▸ **Task goal**
In the listing below, copy everything from the line containing "menu-view[interactable]: View xyxy=(237,24,291,51)" down to the line containing "chevron-down-icon[interactable]: ▾ xyxy=(3,52,21,70)", swapping "Full depth S" for "Partial depth S" and leaving the rest unchanged. Return only those lines.

▸ **Source data**
__________________________________________________

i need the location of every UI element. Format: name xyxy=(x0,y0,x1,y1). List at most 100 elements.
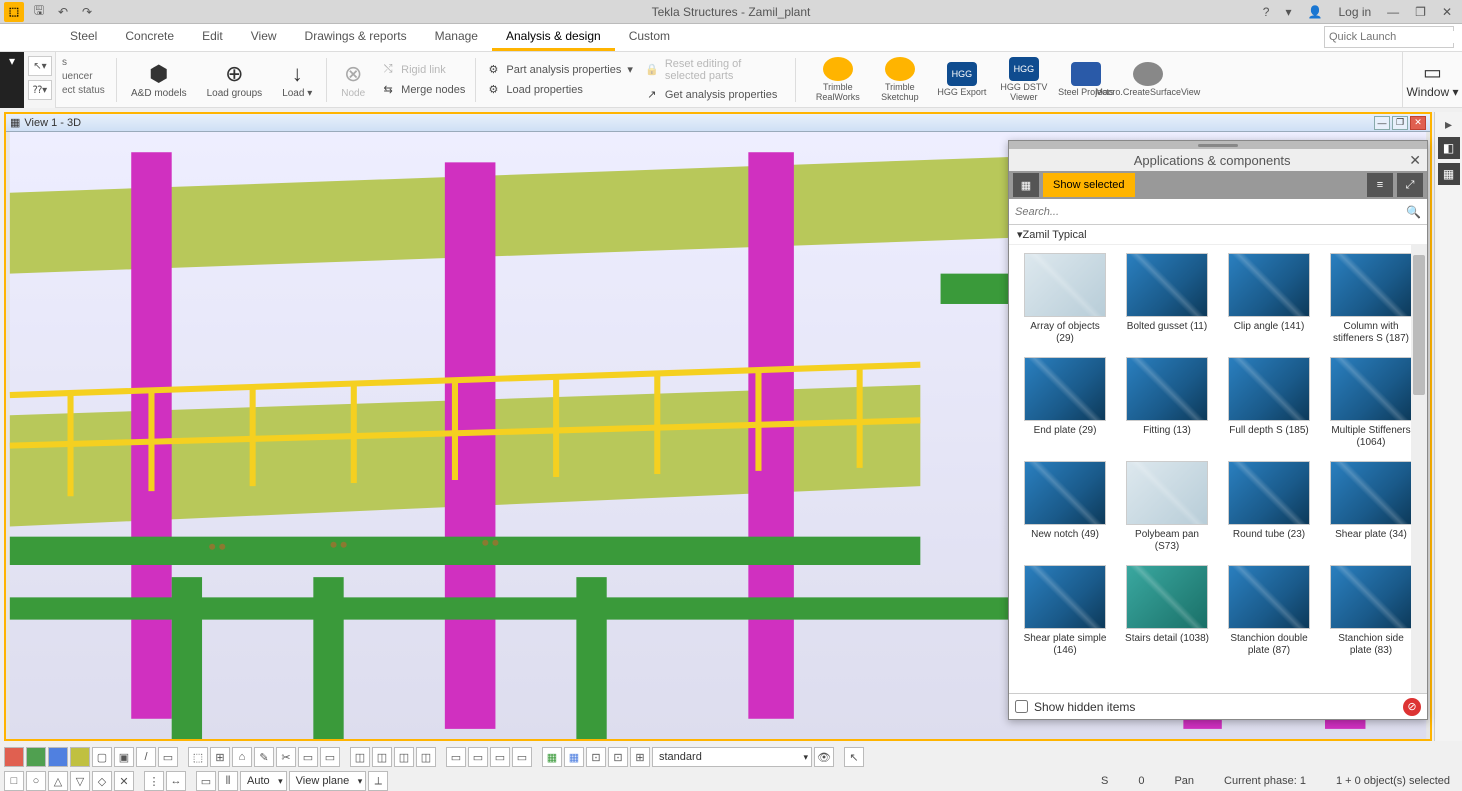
menu-view[interactable]: View xyxy=(237,24,291,51)
snap-int[interactable]: △ xyxy=(48,771,68,791)
part-analysis-properties-button[interactable]: ⚙Part analysis properties ▾ xyxy=(486,61,632,79)
component-item[interactable]: Full depth S (185) xyxy=(1221,357,1317,449)
chevron-down-icon[interactable]: ▾ xyxy=(3,52,21,70)
search-icon[interactable]: 🔍 xyxy=(1406,205,1421,219)
undo-icon[interactable]: ↶ xyxy=(54,3,72,21)
quick-launch-input[interactable] xyxy=(1329,31,1462,43)
snap-grid[interactable]: ⋮ xyxy=(144,771,164,791)
snap-ext[interactable]: ▭ xyxy=(196,771,216,791)
load-properties-button[interactable]: ⚙Load properties xyxy=(486,81,632,99)
component-item[interactable]: Polybeam pan (S73) xyxy=(1119,461,1215,553)
component-item[interactable]: Array of objects (29) xyxy=(1017,253,1113,345)
expand-arrow-icon[interactable]: ▸ xyxy=(1445,116,1452,133)
snap-2[interactable]: ▣ xyxy=(114,747,134,767)
snap-3[interactable]: / xyxy=(136,747,156,767)
menu-analysis-design[interactable]: Analysis & design xyxy=(492,24,615,51)
snap-yellow[interactable] xyxy=(70,747,90,767)
snap-perp[interactable]: ▽ xyxy=(70,771,90,791)
app-hgg-dstv[interactable]: HGGHGG DSTV Viewer xyxy=(996,57,1052,103)
grid-view-button[interactable]: ▦ xyxy=(1013,173,1039,197)
tool-m[interactable]: ▭ xyxy=(468,747,488,767)
tool-a[interactable]: ⬚ xyxy=(188,747,208,767)
close-icon[interactable]: ✕ xyxy=(1409,152,1421,169)
standard-dropdown[interactable]: standard xyxy=(652,747,812,767)
close-icon[interactable]: ✕ xyxy=(1410,116,1426,130)
viewplane-dropdown[interactable]: View plane xyxy=(289,771,367,791)
snap-blue[interactable] xyxy=(48,747,68,767)
tool-grid2[interactable]: ▦ xyxy=(564,747,584,767)
search-input[interactable] xyxy=(1015,206,1406,218)
tool-l[interactable]: ▭ xyxy=(446,747,466,767)
login-button[interactable]: Log in xyxy=(1334,5,1375,19)
tool-grid1[interactable]: ▦ xyxy=(542,747,562,767)
tool-j[interactable]: ◫ xyxy=(394,747,414,767)
quick-launch[interactable]: 🔍 xyxy=(1324,26,1454,48)
list-view-button[interactable]: ≡ xyxy=(1367,173,1393,197)
snap-red[interactable] xyxy=(4,747,24,767)
tool-sel1[interactable]: ⊡ xyxy=(586,747,606,767)
get-analysis-properties-button[interactable]: ↗Get analysis properties xyxy=(645,86,785,104)
tool-c[interactable]: ⌂ xyxy=(232,747,252,767)
component-item[interactable]: Shear plate (34) xyxy=(1323,461,1419,553)
tool-h[interactable]: ◫ xyxy=(350,747,370,767)
app-trimble-realworks[interactable]: Trimble RealWorks xyxy=(810,57,866,103)
menu-custom[interactable]: Custom xyxy=(615,24,684,51)
panel-scrollbar[interactable] xyxy=(1411,245,1427,693)
snap-mid[interactable]: ○ xyxy=(26,771,46,791)
help-icon[interactable]: ? xyxy=(1259,5,1274,19)
load-groups-button[interactable]: ⊕Load groups xyxy=(197,52,273,108)
show-hidden-checkbox[interactable] xyxy=(1015,700,1028,713)
snap-green[interactable] xyxy=(26,747,46,767)
menu-manage[interactable]: Manage xyxy=(421,24,492,51)
component-item[interactable]: New notch (49) xyxy=(1017,461,1113,553)
tool-sel3[interactable]: ⊞ xyxy=(630,747,650,767)
snap-line[interactable]: ↔ xyxy=(166,771,186,791)
component-item[interactable]: Stairs detail (1038) xyxy=(1119,565,1215,657)
tool-k[interactable]: ◫ xyxy=(416,747,436,767)
tool-f[interactable]: ▭ xyxy=(298,747,318,767)
snap-end[interactable]: □ xyxy=(4,771,24,791)
app-trimble-sketchup[interactable]: Trimble Sketchup xyxy=(872,57,928,103)
tool-d[interactable]: ✎ xyxy=(254,747,274,767)
component-item[interactable]: Clip angle (141) xyxy=(1221,253,1317,345)
menu-drawings[interactable]: Drawings & reports xyxy=(291,24,421,51)
tool-n[interactable]: ▭ xyxy=(490,747,510,767)
cube-panel-icon[interactable]: ◧ xyxy=(1438,137,1460,159)
menu-concrete[interactable]: Concrete xyxy=(111,24,188,51)
snap-par[interactable]: ⦀ xyxy=(218,771,238,791)
component-item[interactable]: Column with stiffeners S (187) xyxy=(1323,253,1419,345)
panel-grip[interactable] xyxy=(1009,141,1427,149)
minimize-icon[interactable]: — xyxy=(1374,116,1390,130)
auto-dropdown[interactable]: Auto xyxy=(240,771,287,791)
snap-1[interactable]: ▢ xyxy=(92,747,112,767)
restore-icon[interactable]: ❐ xyxy=(1411,5,1430,19)
component-item[interactable]: Multiple Stiffeners (1064) xyxy=(1323,357,1419,449)
tool-i[interactable]: ◫ xyxy=(372,747,392,767)
pointer-tool[interactable]: ↖▾ xyxy=(28,56,52,76)
close-icon[interactable]: ✕ xyxy=(1438,5,1456,19)
window-group[interactable]: ▭ Window ▾ xyxy=(1402,52,1462,107)
minimize-icon[interactable]: — xyxy=(1383,5,1403,19)
ad-models-button[interactable]: ⬢A&D models xyxy=(121,52,197,108)
chevron-down-icon[interactable]: ▾ xyxy=(1281,5,1295,19)
tool-g[interactable]: ▭ xyxy=(320,747,340,767)
help-tool[interactable]: ⁇▾ xyxy=(28,80,52,100)
snap-4[interactable]: ▭ xyxy=(158,747,178,767)
snap-ctr[interactable]: ◇ xyxy=(92,771,112,791)
component-item[interactable]: End plate (29) xyxy=(1017,357,1113,449)
component-item[interactable]: Fitting (13) xyxy=(1119,357,1215,449)
merge-nodes-button[interactable]: ⇆Merge nodes xyxy=(381,81,465,99)
redo-icon[interactable]: ↷ xyxy=(78,3,96,21)
tool-pointer[interactable]: ↖ xyxy=(844,747,864,767)
panel-search[interactable]: 🔍 xyxy=(1009,199,1427,225)
ortho-toggle[interactable]: ⟂ xyxy=(368,771,388,791)
component-item[interactable]: Stanchion double plate (87) xyxy=(1221,565,1317,657)
viewport-titlebar[interactable]: ▦ View 1 - 3D — ❐ ✕ xyxy=(6,114,1430,132)
collapse-icon[interactable]: ⤢ xyxy=(1397,173,1423,197)
load-button[interactable]: ↓Load ▾ xyxy=(272,52,322,108)
component-item[interactable]: Round tube (23) xyxy=(1221,461,1317,553)
app-macro-surface[interactable]: Macro.CreateSurfaceView xyxy=(1120,62,1176,98)
tool-sel2[interactable]: ⊡ xyxy=(608,747,628,767)
component-item[interactable]: Bolted gusset (11) xyxy=(1119,253,1215,345)
tool-b[interactable]: ⊞ xyxy=(210,747,230,767)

__________________________________________________

▸ **Task result**
menu-view[interactable]: View xyxy=(237,24,291,51)
snap-int[interactable]: △ xyxy=(48,771,68,791)
part-analysis-properties-button[interactable]: ⚙Part analysis properties ▾ xyxy=(486,61,632,79)
component-item[interactable]: Partial depth S (185) xyxy=(1221,357,1317,449)
chevron-down-icon[interactable]: ▾ xyxy=(3,52,21,70)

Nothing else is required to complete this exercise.